[Stored entries]
⟨

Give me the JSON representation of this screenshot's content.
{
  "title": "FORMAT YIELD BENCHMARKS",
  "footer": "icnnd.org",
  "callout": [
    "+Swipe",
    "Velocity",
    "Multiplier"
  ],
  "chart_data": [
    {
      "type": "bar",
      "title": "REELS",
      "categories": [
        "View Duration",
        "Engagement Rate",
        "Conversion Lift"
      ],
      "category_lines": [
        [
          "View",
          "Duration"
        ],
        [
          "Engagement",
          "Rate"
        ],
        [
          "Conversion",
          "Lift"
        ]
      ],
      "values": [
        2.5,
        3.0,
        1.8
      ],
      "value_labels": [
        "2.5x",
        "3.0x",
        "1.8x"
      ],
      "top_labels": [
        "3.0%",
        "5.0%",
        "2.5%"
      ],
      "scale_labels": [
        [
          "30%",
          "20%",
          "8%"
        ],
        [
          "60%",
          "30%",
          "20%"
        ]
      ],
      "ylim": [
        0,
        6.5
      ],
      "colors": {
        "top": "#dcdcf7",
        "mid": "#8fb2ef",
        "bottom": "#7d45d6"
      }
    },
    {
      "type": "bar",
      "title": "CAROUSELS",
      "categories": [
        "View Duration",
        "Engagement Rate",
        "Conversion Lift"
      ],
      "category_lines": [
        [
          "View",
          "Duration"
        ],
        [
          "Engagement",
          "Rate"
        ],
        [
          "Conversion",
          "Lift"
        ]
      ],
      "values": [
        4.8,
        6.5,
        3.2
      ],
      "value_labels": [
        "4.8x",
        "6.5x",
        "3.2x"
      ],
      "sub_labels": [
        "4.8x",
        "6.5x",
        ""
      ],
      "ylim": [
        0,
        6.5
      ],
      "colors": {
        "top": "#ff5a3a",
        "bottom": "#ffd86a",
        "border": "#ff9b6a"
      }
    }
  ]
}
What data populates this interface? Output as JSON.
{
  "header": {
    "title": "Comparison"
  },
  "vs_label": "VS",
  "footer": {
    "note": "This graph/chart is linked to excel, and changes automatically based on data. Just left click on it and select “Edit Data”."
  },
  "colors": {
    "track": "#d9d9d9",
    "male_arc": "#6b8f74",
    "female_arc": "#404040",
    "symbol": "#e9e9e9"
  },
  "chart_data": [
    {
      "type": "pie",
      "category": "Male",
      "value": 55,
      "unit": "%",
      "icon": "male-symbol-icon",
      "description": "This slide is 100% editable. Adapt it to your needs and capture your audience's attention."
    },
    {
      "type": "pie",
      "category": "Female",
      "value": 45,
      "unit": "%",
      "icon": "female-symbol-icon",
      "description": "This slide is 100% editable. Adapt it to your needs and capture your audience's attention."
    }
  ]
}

⟩

* **EXERCISE OBJECTIVE**
Extract from the material all lines containing the string "title".

* **SOLUTION TO THIS TASK**
  "title": "FORMAT YIELD BENCHMARKS",
      "title": "REELS",
      "title": "CAROUSELS",
    "title": "Comparison"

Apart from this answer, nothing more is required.